[Collection entries]
+ + + + + + +

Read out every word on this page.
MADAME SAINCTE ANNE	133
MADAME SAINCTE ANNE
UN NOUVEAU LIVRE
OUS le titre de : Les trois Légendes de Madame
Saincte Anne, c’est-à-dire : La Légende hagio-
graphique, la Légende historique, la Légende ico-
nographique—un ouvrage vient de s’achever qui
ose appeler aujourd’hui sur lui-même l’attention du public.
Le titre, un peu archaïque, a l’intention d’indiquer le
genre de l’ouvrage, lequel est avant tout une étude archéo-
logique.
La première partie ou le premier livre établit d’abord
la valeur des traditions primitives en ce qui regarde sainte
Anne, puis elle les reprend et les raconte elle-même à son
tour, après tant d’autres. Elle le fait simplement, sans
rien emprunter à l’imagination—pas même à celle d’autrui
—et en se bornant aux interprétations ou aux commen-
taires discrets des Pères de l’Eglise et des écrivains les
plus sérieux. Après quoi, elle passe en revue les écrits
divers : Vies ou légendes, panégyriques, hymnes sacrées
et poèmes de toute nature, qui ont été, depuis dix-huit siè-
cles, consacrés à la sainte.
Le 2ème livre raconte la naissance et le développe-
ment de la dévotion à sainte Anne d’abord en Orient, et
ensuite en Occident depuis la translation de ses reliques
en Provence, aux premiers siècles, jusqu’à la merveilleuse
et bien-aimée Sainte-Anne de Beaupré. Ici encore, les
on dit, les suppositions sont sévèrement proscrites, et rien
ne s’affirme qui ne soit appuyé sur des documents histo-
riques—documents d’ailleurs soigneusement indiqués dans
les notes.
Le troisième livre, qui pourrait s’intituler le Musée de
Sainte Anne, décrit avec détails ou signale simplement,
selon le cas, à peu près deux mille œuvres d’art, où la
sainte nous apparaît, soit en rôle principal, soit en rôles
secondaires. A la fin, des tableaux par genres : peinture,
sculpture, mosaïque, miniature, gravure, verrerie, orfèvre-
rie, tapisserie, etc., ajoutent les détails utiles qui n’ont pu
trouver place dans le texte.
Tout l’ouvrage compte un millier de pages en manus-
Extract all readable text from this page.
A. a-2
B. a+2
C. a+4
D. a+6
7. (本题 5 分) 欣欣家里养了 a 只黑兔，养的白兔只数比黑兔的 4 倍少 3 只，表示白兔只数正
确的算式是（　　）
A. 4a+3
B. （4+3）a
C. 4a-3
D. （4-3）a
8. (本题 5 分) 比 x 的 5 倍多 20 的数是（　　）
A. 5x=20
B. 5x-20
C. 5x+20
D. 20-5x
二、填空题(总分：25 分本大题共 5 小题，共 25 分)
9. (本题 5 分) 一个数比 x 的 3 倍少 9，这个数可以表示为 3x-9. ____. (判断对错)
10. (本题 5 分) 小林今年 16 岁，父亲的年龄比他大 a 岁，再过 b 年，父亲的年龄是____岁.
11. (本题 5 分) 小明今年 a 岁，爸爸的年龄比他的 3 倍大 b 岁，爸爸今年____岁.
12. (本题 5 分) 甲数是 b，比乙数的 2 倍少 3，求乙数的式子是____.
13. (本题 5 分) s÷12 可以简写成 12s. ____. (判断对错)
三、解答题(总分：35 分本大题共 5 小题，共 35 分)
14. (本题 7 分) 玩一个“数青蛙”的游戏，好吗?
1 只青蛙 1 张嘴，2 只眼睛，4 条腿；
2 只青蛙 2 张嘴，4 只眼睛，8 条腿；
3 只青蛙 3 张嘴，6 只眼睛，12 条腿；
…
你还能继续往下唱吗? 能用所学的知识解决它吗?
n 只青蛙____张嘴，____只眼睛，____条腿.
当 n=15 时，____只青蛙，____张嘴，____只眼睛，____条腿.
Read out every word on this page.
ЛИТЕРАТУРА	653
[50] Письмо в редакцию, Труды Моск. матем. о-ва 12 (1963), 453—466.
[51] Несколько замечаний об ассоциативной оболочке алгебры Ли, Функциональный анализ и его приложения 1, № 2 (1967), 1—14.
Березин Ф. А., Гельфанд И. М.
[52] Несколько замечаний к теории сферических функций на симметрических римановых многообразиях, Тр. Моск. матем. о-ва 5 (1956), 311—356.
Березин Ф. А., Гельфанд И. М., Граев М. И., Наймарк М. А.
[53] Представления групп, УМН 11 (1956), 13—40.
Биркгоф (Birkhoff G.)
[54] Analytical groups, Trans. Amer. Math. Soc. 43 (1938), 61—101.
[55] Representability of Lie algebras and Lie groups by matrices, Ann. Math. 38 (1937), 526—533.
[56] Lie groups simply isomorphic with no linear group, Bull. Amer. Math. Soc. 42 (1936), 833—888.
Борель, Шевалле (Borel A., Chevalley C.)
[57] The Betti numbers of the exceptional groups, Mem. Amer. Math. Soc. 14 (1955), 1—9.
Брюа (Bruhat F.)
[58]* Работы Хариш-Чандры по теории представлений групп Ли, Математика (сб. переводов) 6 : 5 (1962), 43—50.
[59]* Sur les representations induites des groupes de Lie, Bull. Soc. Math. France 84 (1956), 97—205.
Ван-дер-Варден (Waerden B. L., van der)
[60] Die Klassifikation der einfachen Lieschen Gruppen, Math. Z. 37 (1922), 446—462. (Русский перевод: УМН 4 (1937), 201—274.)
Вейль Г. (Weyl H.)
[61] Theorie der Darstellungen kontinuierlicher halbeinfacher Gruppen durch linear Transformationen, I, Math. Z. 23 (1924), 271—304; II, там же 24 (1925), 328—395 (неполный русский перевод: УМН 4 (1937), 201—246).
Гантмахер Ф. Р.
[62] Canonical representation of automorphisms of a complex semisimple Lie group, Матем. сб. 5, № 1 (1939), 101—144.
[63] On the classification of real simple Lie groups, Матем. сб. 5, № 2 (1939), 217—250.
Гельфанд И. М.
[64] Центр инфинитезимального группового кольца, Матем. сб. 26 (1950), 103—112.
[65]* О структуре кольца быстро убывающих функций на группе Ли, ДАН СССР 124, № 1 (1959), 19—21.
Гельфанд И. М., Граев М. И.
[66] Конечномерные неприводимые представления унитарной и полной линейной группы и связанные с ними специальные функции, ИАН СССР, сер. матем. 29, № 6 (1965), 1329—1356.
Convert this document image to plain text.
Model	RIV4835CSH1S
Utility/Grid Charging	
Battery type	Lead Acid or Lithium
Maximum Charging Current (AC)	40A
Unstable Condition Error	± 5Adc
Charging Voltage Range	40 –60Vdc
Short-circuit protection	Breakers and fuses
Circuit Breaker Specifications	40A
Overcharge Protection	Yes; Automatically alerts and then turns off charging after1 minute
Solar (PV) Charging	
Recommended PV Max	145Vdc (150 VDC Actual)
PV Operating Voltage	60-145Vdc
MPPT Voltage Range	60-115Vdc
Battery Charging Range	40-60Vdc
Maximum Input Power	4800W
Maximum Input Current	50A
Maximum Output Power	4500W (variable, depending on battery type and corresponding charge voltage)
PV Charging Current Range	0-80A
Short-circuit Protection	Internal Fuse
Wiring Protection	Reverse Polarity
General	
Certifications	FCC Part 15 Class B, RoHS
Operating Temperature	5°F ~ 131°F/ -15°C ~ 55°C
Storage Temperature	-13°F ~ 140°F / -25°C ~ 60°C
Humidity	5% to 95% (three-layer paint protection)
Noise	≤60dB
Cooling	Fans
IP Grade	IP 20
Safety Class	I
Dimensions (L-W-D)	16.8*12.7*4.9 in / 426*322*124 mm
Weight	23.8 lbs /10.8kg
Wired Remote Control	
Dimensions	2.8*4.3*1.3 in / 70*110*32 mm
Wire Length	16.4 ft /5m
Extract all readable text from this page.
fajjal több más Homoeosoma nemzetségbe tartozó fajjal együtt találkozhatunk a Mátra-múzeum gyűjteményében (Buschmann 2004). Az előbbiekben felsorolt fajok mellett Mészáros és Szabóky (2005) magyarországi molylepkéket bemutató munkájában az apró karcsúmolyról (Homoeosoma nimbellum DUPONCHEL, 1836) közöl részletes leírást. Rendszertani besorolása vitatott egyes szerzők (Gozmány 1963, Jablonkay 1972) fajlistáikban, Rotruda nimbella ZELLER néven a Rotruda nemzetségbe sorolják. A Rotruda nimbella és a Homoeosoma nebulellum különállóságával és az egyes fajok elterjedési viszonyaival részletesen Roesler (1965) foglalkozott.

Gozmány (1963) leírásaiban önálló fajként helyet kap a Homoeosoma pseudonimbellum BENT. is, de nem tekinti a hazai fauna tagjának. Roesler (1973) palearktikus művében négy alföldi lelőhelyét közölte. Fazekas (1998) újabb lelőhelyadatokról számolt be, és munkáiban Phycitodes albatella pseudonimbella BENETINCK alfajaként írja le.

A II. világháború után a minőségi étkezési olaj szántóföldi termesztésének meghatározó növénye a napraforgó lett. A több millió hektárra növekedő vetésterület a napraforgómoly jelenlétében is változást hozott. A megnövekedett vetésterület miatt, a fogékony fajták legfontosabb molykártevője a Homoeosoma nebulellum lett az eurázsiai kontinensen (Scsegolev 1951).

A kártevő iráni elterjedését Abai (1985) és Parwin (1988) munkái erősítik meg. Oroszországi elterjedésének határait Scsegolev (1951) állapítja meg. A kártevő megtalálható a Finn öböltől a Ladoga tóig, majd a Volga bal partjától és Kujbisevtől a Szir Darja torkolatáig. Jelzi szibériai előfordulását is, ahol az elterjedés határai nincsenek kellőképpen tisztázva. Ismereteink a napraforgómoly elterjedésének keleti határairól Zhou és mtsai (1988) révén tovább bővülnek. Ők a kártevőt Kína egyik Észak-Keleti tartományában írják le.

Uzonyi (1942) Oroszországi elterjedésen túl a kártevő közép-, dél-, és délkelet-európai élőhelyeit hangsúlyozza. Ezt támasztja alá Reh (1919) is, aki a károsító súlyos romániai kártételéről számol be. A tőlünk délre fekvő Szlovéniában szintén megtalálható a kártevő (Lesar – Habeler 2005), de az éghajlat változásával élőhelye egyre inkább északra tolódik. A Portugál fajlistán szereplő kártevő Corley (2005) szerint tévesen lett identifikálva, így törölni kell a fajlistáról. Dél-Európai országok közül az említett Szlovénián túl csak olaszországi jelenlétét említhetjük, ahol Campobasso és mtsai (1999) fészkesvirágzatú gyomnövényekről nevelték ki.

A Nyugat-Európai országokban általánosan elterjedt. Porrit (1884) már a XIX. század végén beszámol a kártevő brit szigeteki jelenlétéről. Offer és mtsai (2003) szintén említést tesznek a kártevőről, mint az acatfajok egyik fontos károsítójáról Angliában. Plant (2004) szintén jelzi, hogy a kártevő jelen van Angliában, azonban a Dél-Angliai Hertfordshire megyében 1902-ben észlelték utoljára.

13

+ + + + + + +

__TASK OBJECTIVE__
Return every line from the records above that holds the word "Operating".

__EXPECTED ANSWER__
PV Operating Voltage	60-145Vdc
Operating Temperature	5°F ~ 131°F/ -15°C ~ 55°C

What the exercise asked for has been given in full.